◆ Short exercise ◆
Copy each entry as it stands, leaving nothing out.

------------

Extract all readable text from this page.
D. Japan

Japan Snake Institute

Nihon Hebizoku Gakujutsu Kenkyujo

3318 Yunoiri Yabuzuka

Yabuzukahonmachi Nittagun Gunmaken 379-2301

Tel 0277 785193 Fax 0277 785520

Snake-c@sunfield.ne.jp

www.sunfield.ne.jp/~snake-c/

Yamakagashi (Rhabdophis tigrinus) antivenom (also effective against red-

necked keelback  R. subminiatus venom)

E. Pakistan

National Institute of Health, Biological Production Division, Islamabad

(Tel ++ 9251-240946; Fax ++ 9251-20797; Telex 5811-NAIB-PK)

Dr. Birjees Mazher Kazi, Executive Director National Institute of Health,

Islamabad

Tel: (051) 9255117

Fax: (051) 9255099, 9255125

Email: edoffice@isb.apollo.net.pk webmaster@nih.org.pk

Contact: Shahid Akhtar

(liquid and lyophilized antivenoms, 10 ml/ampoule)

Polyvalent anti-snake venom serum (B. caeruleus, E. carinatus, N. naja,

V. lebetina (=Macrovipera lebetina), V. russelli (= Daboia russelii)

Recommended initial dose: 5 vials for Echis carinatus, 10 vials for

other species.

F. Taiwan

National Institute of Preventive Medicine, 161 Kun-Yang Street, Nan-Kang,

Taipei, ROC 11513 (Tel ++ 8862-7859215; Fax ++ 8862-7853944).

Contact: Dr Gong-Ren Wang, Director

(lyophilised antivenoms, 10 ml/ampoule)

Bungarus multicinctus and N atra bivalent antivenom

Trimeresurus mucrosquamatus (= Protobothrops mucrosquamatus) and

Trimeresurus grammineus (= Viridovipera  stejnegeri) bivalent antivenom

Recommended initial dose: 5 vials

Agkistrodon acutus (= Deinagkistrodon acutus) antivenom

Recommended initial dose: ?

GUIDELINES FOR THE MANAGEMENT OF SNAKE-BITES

------------

◆ Output for this task ◆
Extract all readable text from this page.
D. Japan

Japan Snake Institute

Nihon Hebizoku Gakujutsu Kenkyujo

3318 Yunoiri Yabuzuka

Yabuzukahonmachi Nittagun Gunmaken 379-2301

Tel 0277 785193 Fax 0277 785520

Snake-c@sunfield.ne.jp

www.sunfield.ne.jp/~snake-c/

Yamakagashi (Rhabdophis tigrinus) antivenom (also effective against red-

necked keelback  R. subminiatus venom)

E. Pakistan

National Institute of Health, Biological Production Division, Islamabad

(Tel ++ 9251-240946; Fax ++ 9251-20797; Telex 5811-NAIB-PK)

Dr. Birjees Mazher Kazi, Executive Director National Institute of Health,

Islamabad

Tel: (051) 9255117

Fax: (051) 9255099, 9255125

Email: edoffice@isb.apollo.net.pk webmaster@nih.org.pk

Contact: Shahid Akhtar

(liquid and lyophilized antivenoms, 10 ml/ampoule)

Polyvalent anti-snake venom serum (B. caeruleus, E. carinatus, N. naja,

V. lebetina (=Macrovipera lebetina), V. russelli (= Daboia russelii)

Recommended initial dose: 5 vials for Echis carinatus, 10 vials for

other species.

F. Taiwan

National Institute of Preventive Medicine, 161 Kun-Yang Street, Nan-Kang,

Taipei, ROC 11513 (Tel ++ 8862-7859215; Fax ++ 8862-7853944).

Contact: Dr Gong-Ren Wang, Director

(lyophilised antivenoms, 10 ml/ampoule)

Bungarus multicinctus and N atra bivalent antivenom

Trimeresurus mucrosquamatus (= Protobothrops mucrosquamatus) and

Trimeresurus grammineus (= Viridovipera  stejnegeri) bivalent antivenom

Recommended initial dose: 5 vials

Agkistrodon acutus (= Deinagkistrodon acutus) antivenom

Recommended initial dose: ?

GUIDELINES FOR THE MANAGEMENT OF SNAKE-BITES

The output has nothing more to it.